▸ **Aim**: Keep only the lines of the listing that include the word "Read", and copy them.

▸ **Saved entries**:
═══

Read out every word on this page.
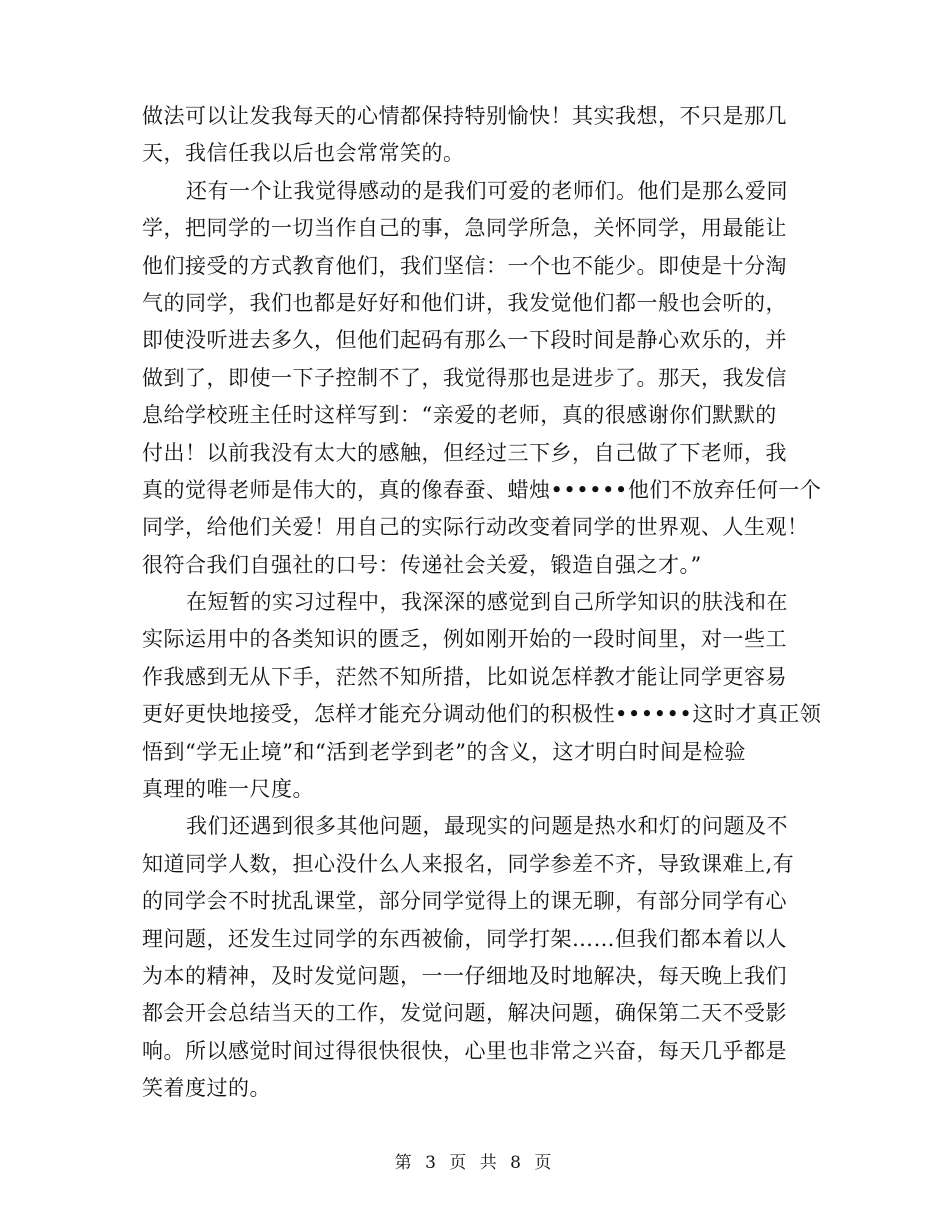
做法可以让发我每天的心情都保持特别愉快！其实我想，不只是那几
天，我信任我以后也会常常笑的。
还有一个让我觉得感动的是我们可爱的老师们。他们是那么爱同
学，把同学的一切当作自己的事，急同学所急，关怀同学，用最能让
他们接受的方式教育他们，我们坚信：一个也不能少。即使是十分淘
气的同学，我们也都是好好和他们讲，我发觉他们都一般也会听的，
即使没听进去多久，但他们起码有那么一下段时间是静心欢乐的，并
做到了，即使一下子控制不了，我觉得那也是进步了。那天，我发信
息给学校班主任时这样写到：“亲爱的老师，真的很感谢你们默默的
付出！以前我没有太大的感触，但经过三下乡，自己做了下老师，我
真的觉得老师是伟大的，真的像春蚕、蜡烛••••••他们不放弃任何一个
同学，给他们关爱！用自己的实际行动改变着同学的世界观、人生观！
很符合我们自强社的口号：传递社会关爱，锻造自强之才。”
在短暂的实习过程中，我深深的感觉到自己所学知识的肤浅和在
实际运用中的各类知识的匮乏，例如刚开始的一段时间里，对一些工
作我感到无从下手，茫然不知所措，比如说怎样教才能让同学更容易
更好更快地接受，怎样才能充分调动他们的积极性••••••这时才真正领
悟到“学无止境”和“活到老学到老”的含义，这才明白时间是检验
真理的唯一尺度。
我们还遇到很多其他问题，最现实的问题是热水和灯的问题及不
知道同学人数，担心没什么人来报名，同学参差不齐，导致课难上,有
的同学会不时扰乱课堂，部分同学觉得上的课无聊，有部分同学有心
理问题，还发生过同学的东西被偷，同学打架……但我们都本着以人
为本的精神，及时发觉问题，一一仔细地及时地解决，每天晚上我们
都会开会总结当天的工作，发觉问题，解决问题，确保第二天不受影
响。所以感觉时间过得很快很快，心里也非常之兴奋，每天几乎都是
笑着度过的。
第 3 页 共 8 页
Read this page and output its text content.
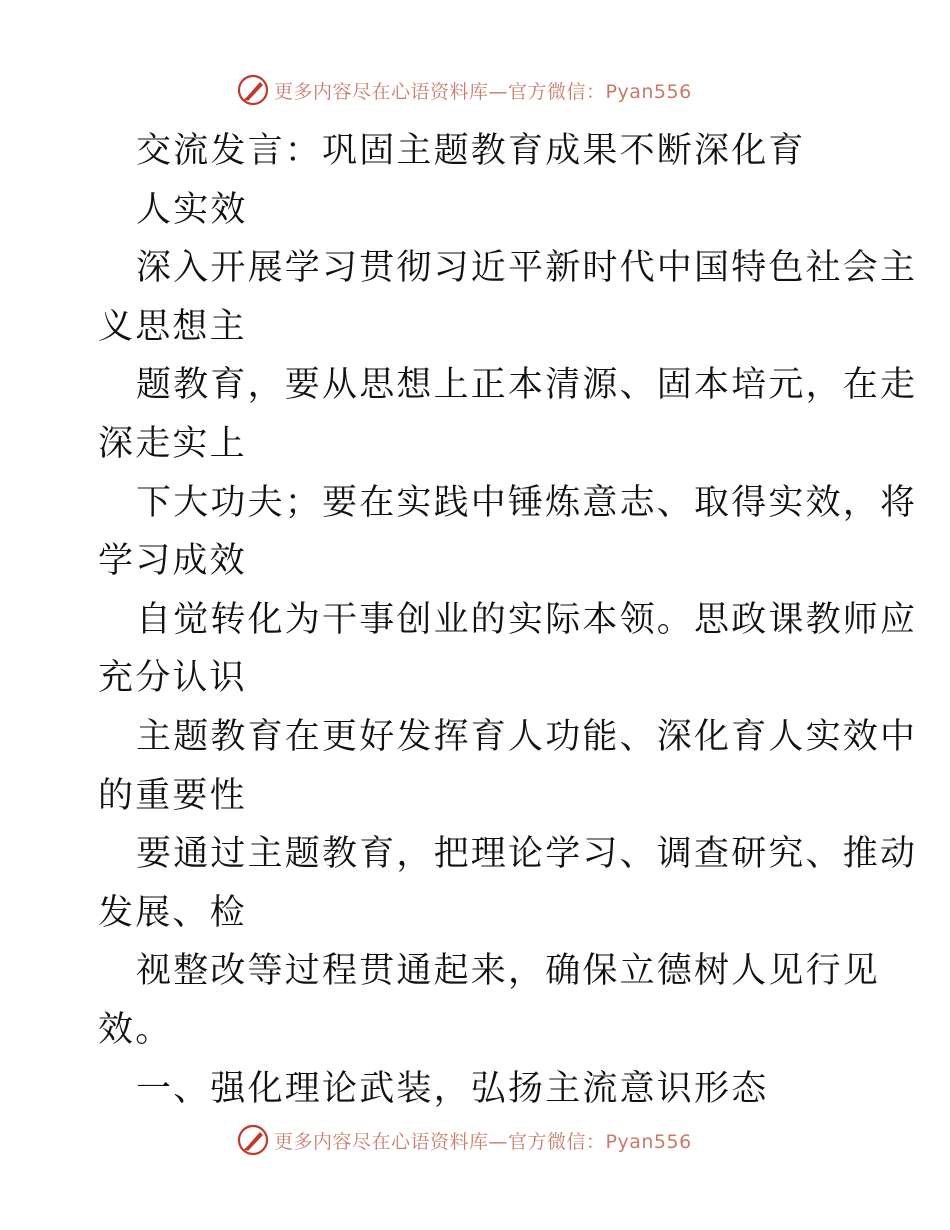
更多内容尽在心语资料库—官方微信：Pyan556
交流发言：巩固主题教育成果不断深化育
人实效
深入开展学习贯彻习近平新时代中国特色社会主
义思想主
题教育，要从思想上正本清源、固本培元，在走
深走实上
下大功夫；要在实践中锤炼意志、取得实效，将
学习成效
自觉转化为干事创业的实际本领。思政课教师应
充分认识
主题教育在更好发挥育人功能、深化育人实效中
的重要性
要通过主题教育，把理论学习、调查研究、推动
发展、检
视整改等过程贯通起来，确保立德树人见行见
效。
一、强化理论武装，弘扬主流意识形态
更多内容尽在心语资料库—官方微信：Pyan556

═══

▸ **In response**:
Read out every word on this page.
Read this page and output its text content.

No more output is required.